** start LISTED ENTRIES **

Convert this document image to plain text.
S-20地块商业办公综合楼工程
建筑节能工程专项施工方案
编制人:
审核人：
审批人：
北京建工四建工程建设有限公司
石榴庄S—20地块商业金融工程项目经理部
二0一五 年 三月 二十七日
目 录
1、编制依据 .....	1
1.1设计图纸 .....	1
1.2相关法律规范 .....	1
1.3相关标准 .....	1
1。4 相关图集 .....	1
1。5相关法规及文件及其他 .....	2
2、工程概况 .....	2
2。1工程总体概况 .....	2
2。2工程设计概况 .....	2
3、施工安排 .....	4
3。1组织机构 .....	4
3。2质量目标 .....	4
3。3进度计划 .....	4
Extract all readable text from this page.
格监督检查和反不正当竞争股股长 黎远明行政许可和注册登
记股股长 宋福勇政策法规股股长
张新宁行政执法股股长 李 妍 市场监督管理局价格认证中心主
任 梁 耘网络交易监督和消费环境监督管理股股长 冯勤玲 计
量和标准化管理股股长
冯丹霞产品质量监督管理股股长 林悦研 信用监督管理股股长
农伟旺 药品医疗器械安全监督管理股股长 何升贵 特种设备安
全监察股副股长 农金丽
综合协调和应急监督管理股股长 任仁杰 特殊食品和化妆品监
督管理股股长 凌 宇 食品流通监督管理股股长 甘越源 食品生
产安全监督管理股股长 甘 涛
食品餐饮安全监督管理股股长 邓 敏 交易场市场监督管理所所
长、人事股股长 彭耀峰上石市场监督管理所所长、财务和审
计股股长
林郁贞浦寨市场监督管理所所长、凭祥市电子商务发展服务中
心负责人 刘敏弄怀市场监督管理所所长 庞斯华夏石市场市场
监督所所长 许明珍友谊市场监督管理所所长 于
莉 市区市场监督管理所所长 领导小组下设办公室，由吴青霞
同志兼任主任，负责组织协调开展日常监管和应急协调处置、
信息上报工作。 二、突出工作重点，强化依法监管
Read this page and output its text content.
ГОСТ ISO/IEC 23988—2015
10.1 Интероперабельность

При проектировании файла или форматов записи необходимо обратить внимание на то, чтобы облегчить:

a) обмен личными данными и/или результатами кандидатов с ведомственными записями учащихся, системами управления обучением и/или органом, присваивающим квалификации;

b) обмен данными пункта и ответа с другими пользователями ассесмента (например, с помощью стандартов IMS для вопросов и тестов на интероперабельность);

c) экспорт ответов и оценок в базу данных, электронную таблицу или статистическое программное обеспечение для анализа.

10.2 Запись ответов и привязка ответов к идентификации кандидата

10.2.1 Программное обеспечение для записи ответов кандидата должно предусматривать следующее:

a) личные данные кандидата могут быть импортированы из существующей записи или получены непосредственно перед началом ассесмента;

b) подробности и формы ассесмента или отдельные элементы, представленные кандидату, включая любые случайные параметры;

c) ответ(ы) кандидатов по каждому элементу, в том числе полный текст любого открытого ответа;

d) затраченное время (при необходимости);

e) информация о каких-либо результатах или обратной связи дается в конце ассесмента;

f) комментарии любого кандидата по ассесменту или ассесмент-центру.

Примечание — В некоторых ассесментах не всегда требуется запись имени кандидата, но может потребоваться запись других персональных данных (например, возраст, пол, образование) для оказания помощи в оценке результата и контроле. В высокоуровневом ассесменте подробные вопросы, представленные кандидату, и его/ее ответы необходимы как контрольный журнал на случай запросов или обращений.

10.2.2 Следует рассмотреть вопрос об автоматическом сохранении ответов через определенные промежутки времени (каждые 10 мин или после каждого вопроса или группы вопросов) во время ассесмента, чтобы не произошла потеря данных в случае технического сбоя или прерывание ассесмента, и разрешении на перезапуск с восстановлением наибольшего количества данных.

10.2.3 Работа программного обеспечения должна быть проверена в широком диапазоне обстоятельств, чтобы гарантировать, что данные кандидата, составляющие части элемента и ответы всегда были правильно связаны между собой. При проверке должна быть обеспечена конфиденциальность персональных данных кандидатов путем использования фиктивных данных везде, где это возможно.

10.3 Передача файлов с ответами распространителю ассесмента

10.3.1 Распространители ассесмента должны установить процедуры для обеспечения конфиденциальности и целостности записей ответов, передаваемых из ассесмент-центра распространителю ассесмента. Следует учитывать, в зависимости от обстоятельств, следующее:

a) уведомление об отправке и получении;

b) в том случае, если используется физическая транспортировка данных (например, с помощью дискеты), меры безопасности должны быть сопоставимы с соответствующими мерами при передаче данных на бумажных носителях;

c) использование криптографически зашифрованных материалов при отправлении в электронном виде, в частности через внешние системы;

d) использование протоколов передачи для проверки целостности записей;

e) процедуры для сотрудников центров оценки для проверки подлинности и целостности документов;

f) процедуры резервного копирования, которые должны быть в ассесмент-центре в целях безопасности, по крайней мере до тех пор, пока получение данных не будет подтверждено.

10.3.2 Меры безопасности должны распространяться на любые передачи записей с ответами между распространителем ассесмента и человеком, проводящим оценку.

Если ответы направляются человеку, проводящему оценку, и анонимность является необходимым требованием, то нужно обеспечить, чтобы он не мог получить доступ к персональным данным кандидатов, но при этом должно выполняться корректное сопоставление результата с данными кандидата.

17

** end LISTED ENTRIES **

» **GIVEN PROBLEM**:
Select and copy every line from the records that includes the word "следующее".

» **EXPECTED OUTPUT**:
10.2.1 Программное обеспечение для записи ответов кандидата должно предусматривать следующее:
10.3.1 Распространители ассесмента должны установить процедуры для обеспечения конфиденциальности и целостности записей ответов, передаваемых из ассесмент-центра распространителю ассесмента. Следует учитывать, в зависимости от обстоятельств, следующее:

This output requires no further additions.